Work required:
Below is a block of records. Copy every line in it that contains the word "đường".

[Data entries]
(begin)
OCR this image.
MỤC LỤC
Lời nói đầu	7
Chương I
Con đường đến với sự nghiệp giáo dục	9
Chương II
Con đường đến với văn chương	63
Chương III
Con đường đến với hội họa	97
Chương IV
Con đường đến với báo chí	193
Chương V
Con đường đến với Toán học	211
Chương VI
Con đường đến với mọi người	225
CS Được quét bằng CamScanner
(end)
Output below:
Con đường đến với sự nghiệp giáo dục	9
Con đường đến với văn chương	63
Con đường đến với hội họa	97
Con đường đến với báo chí	193
Con đường đến với Toán học	211
Con đường đến với mọi người	225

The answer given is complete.